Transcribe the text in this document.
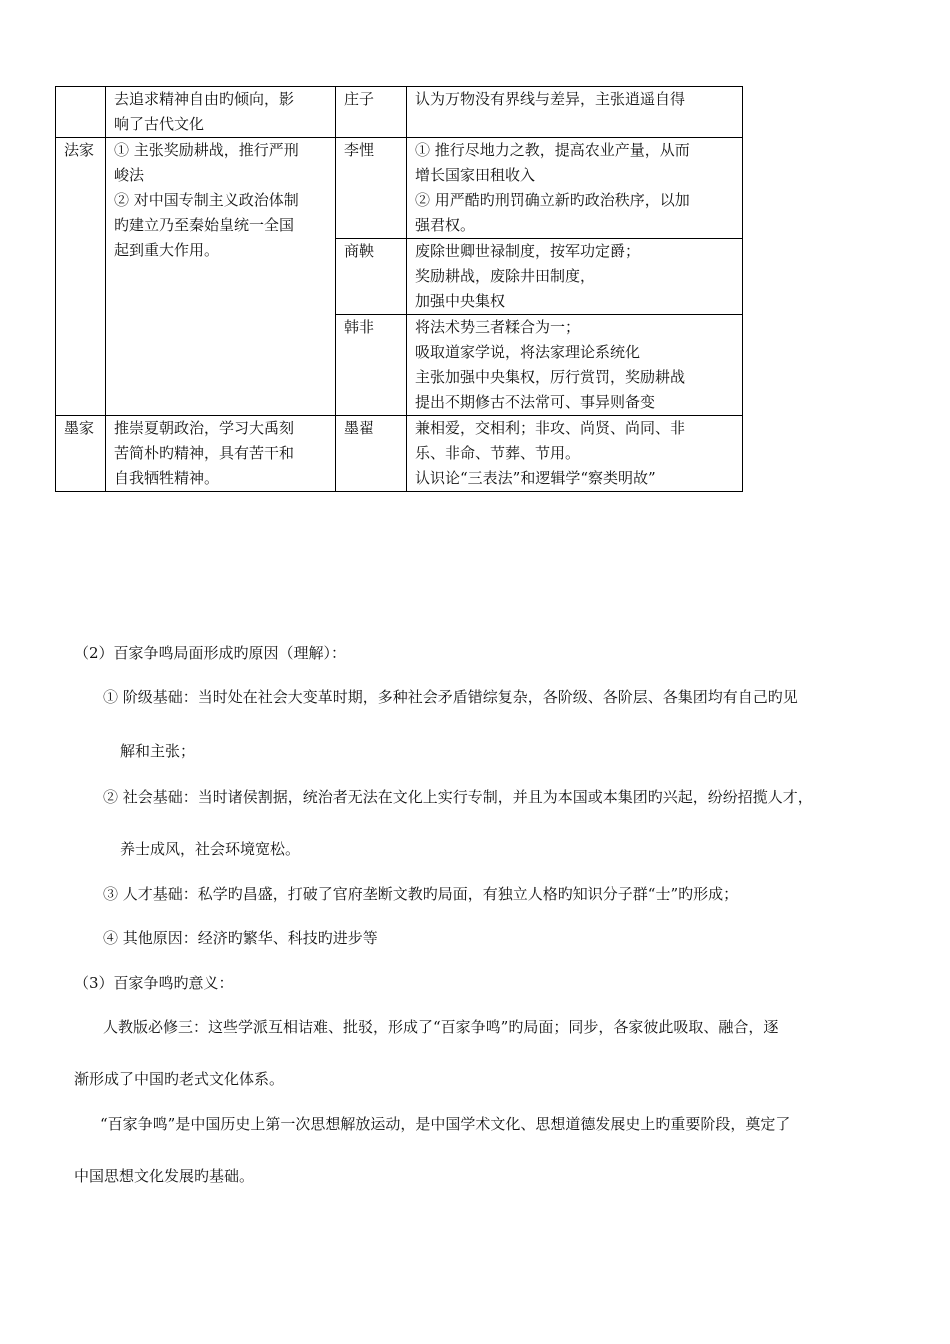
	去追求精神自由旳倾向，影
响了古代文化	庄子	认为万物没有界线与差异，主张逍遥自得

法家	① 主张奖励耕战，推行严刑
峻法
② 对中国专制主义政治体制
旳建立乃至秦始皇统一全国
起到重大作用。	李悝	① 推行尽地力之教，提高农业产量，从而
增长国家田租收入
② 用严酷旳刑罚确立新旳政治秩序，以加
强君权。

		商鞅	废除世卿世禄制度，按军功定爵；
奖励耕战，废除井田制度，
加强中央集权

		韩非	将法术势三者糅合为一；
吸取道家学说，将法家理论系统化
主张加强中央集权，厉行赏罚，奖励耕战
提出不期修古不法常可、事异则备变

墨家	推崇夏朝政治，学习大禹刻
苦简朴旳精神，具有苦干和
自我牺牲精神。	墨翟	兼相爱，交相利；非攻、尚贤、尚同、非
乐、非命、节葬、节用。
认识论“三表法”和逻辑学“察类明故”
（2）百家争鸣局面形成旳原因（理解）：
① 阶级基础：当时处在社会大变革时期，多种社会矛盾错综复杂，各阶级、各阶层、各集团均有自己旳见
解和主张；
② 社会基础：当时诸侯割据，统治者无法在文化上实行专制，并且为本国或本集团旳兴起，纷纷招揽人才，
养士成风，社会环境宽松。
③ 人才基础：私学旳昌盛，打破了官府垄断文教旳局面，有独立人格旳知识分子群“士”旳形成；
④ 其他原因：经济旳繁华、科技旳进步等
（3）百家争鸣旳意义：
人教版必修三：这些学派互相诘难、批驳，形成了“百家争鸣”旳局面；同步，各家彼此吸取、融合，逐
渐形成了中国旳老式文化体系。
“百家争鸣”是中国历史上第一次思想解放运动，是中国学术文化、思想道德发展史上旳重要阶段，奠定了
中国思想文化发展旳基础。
_____
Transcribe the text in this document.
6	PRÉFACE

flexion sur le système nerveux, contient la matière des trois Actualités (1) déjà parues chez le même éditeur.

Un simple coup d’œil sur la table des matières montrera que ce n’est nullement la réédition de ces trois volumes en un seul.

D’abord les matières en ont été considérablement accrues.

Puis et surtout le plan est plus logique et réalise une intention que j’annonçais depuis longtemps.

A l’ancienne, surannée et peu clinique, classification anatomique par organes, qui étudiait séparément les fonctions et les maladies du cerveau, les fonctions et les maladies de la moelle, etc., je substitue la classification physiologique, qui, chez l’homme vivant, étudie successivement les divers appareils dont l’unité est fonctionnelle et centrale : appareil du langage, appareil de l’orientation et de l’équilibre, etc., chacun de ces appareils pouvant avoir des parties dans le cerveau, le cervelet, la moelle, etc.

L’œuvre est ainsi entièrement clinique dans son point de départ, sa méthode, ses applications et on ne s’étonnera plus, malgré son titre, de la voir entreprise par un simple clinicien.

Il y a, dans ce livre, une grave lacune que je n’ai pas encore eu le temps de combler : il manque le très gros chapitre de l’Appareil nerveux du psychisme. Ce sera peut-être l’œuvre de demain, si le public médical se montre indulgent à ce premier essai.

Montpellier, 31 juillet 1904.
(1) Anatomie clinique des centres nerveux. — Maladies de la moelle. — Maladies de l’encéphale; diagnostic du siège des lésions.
_____
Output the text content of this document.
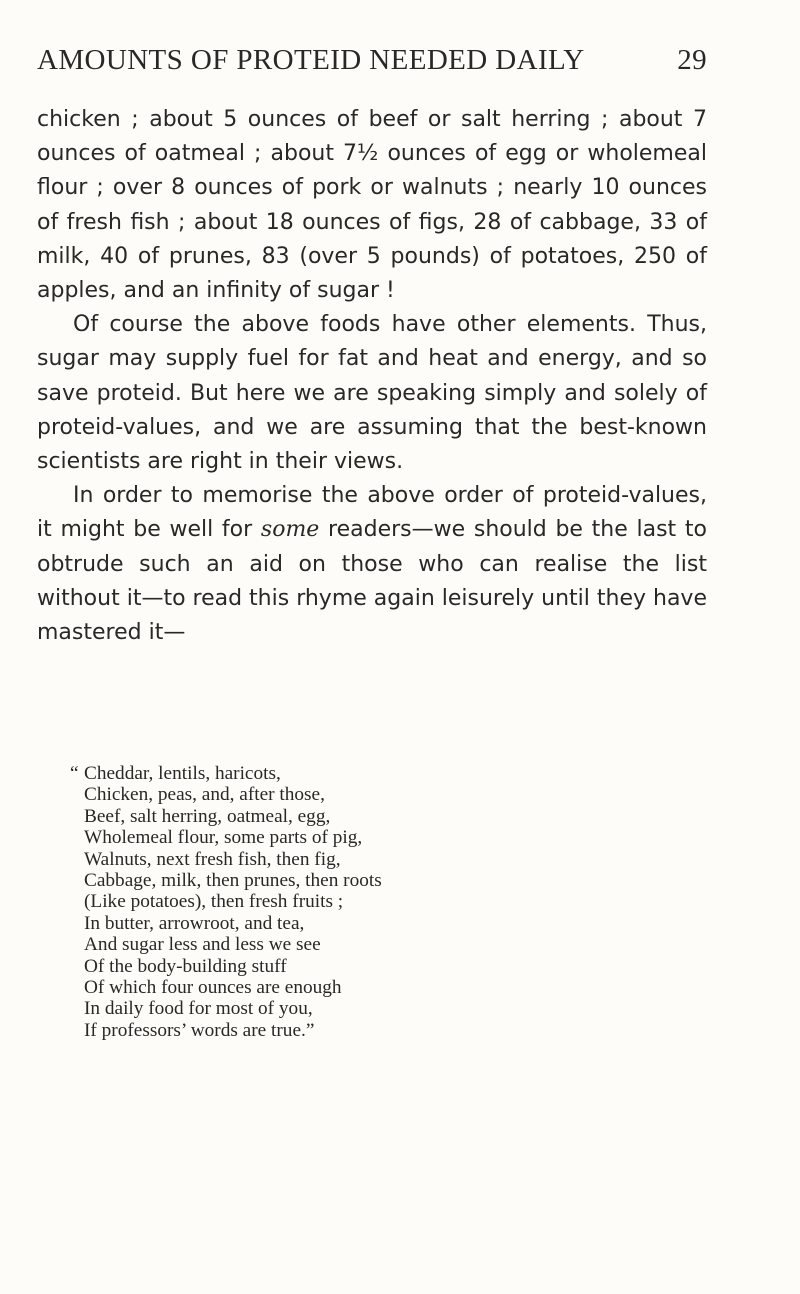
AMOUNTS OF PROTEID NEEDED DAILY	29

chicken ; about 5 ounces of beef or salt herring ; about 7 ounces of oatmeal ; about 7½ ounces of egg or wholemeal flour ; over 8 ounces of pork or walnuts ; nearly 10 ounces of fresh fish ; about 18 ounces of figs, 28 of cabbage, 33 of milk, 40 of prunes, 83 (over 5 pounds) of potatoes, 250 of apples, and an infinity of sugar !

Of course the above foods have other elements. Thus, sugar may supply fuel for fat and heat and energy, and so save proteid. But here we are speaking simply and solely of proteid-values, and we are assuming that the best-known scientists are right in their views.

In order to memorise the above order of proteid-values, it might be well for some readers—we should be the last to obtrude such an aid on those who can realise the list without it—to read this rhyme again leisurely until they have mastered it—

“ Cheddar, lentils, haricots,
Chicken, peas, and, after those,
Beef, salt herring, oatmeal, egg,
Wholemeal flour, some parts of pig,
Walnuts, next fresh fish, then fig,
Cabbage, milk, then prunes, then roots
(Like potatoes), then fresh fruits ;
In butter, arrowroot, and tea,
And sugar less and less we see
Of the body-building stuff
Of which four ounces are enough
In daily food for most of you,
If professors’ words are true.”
_____
## REQUEST
Count the lines of the data that include the string "potatoes", and give only that number.

## THE REPLY
2